_TASK REQUIREMENTS_
In the copy, keep every record exact and leave out all images.

_PROVIDED MATERIAL_
-- Start --
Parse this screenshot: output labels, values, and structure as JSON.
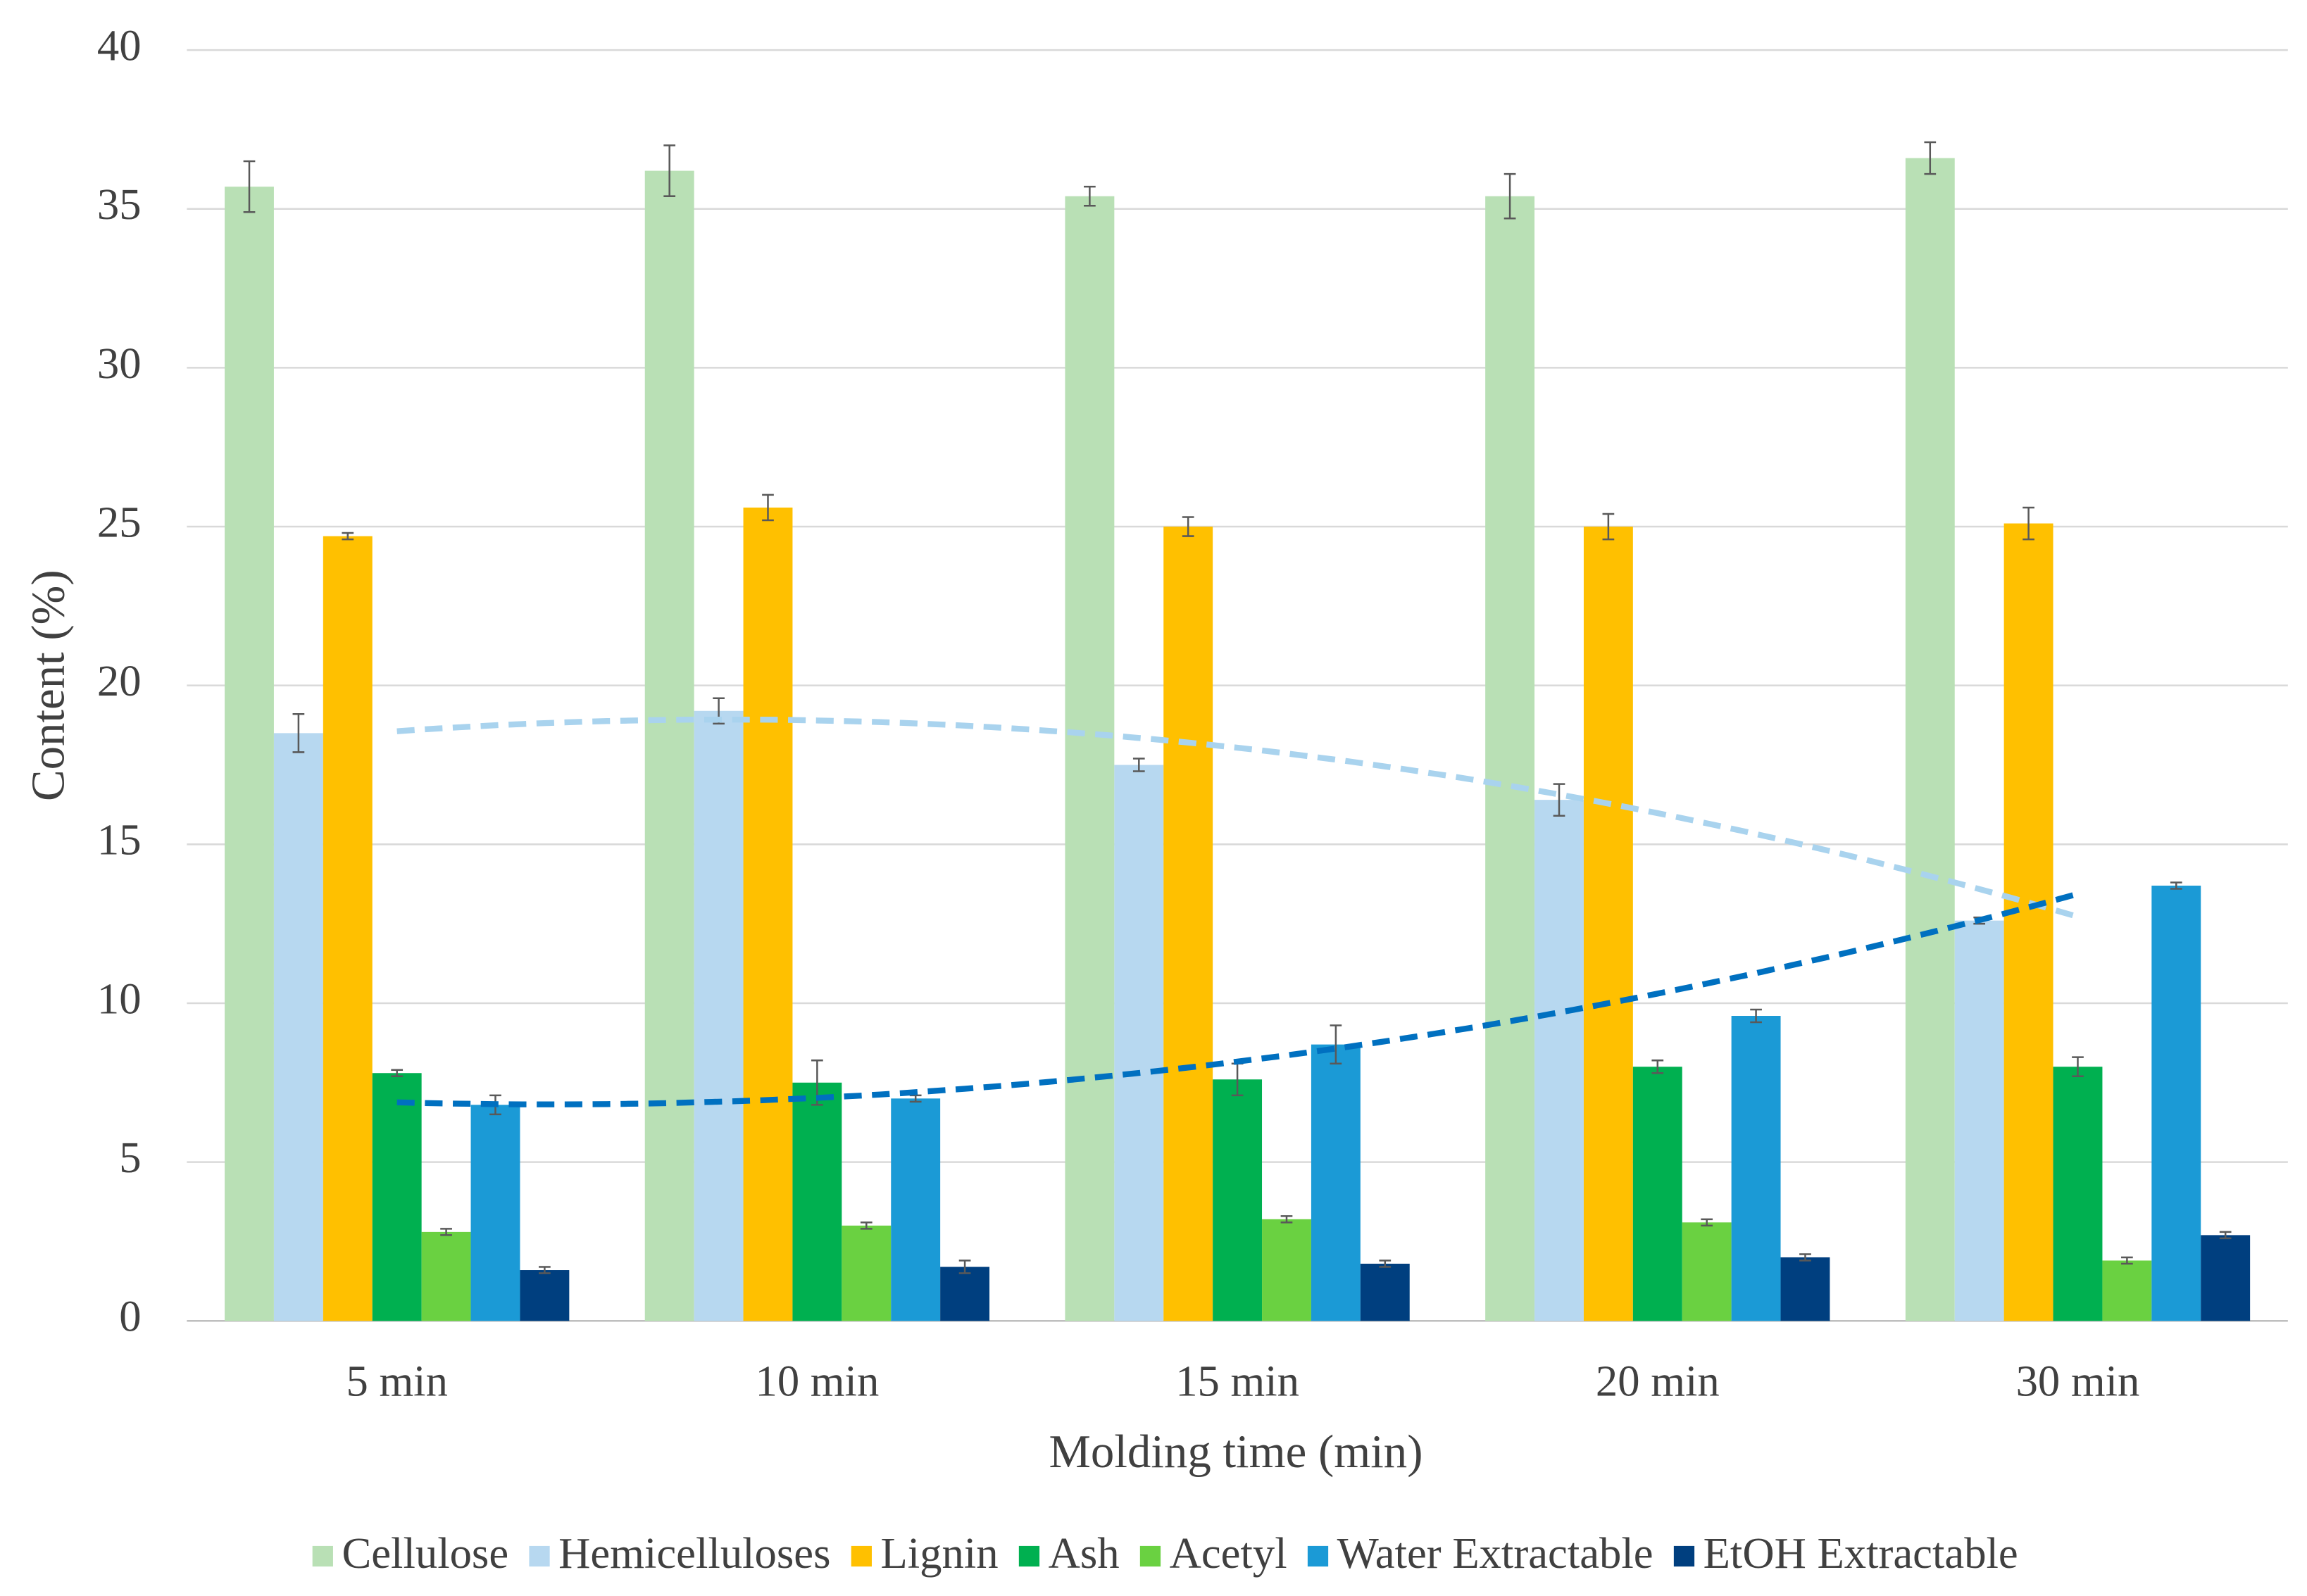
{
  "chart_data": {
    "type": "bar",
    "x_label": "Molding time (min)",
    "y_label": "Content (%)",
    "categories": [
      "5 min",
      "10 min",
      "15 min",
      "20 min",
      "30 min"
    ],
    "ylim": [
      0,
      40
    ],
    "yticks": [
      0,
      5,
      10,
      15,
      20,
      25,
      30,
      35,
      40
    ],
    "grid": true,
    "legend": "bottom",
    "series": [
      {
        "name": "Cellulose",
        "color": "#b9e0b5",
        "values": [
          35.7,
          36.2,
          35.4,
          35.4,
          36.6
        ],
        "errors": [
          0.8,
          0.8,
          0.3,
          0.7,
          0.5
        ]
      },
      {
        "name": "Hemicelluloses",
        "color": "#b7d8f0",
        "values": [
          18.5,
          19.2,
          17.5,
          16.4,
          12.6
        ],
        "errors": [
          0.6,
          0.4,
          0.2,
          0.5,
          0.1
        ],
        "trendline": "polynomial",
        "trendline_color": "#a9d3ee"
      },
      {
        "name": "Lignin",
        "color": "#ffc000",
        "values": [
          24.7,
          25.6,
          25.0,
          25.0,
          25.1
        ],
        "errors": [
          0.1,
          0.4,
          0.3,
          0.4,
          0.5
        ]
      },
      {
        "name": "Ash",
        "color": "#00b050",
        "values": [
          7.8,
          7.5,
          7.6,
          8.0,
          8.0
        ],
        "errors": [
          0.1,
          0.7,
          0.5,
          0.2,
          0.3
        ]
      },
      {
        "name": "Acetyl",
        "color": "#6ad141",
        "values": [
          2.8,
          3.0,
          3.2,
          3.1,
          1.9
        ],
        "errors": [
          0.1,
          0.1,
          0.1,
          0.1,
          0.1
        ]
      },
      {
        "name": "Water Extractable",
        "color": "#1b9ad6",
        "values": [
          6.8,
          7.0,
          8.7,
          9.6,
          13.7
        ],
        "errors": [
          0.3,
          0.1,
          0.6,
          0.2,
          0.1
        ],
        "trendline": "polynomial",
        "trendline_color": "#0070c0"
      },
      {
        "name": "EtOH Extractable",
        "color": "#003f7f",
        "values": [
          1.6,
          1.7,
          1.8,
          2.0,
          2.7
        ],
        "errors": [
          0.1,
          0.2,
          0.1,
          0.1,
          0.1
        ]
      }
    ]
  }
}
-- End --
_SOLUTION TO THE PROBLEM_
Parse this screenshot: output labels, values, and structure as JSON.
{
  "chart_data": {
    "type": "bar",
    "x_label": "Molding time (min)",
    "y_label": "Content (%)",
    "categories": [
      "5 min",
      "10 min",
      "15 min",
      "20 min",
      "30 min"
    ],
    "ylim": [
      0,
      40
    ],
    "yticks": [
      0,
      5,
      10,
      15,
      20,
      25,
      30,
      35,
      40
    ],
    "grid": true,
    "legend": "bottom",
    "series": [
      {
        "name": "Cellulose",
        "color": "#b9e0b5",
        "values": [
          35.7,
          36.2,
          35.4,
          35.4,
          36.6
        ],
        "errors": [
          0.8,
          0.8,
          0.3,
          0.7,
          0.5
        ]
      },
      {
        "name": "Hemicelluloses",
        "color": "#b7d8f0",
        "values": [
          18.5,
          19.2,
          17.5,
          16.4,
          12.6
        ],
        "errors": [
          0.6,
          0.4,
          0.2,
          0.5,
          0.1
        ],
        "trendline": "polynomial",
        "trendline_color": "#a9d3ee"
      },
      {
        "name": "Lignin",
        "color": "#ffc000",
        "values": [
          24.7,
          25.6,
          25.0,
          25.0,
          25.1
        ],
        "errors": [
          0.1,
          0.4,
          0.3,
          0.4,
          0.5
        ]
      },
      {
        "name": "Ash",
        "color": "#00b050",
        "values": [
          7.8,
          7.5,
          7.6,
          8.0,
          8.0
        ],
        "errors": [
          0.1,
          0.7,
          0.5,
          0.2,
          0.3
        ]
      },
      {
        "name": "Acetyl",
        "color": "#6ad141",
        "values": [
          2.8,
          3.0,
          3.2,
          3.1,
          1.9
        ],
        "errors": [
          0.1,
          0.1,
          0.1,
          0.1,
          0.1
        ]
      },
      {
        "name": "Water Extractable",
        "color": "#1b9ad6",
        "values": [
          6.8,
          7.0,
          8.7,
          9.6,
          13.7
        ],
        "errors": [
          0.3,
          0.1,
          0.6,
          0.2,
          0.1
        ],
        "trendline": "polynomial",
        "trendline_color": "#0070c0"
      },
      {
        "name": "EtOH Extractable",
        "color": "#003f7f",
        "values": [
          1.6,
          1.7,
          1.8,
          2.0,
          2.7
        ],
        "errors": [
          0.1,
          0.2,
          0.1,
          0.1,
          0.1
        ]
      }
    ]
  }
}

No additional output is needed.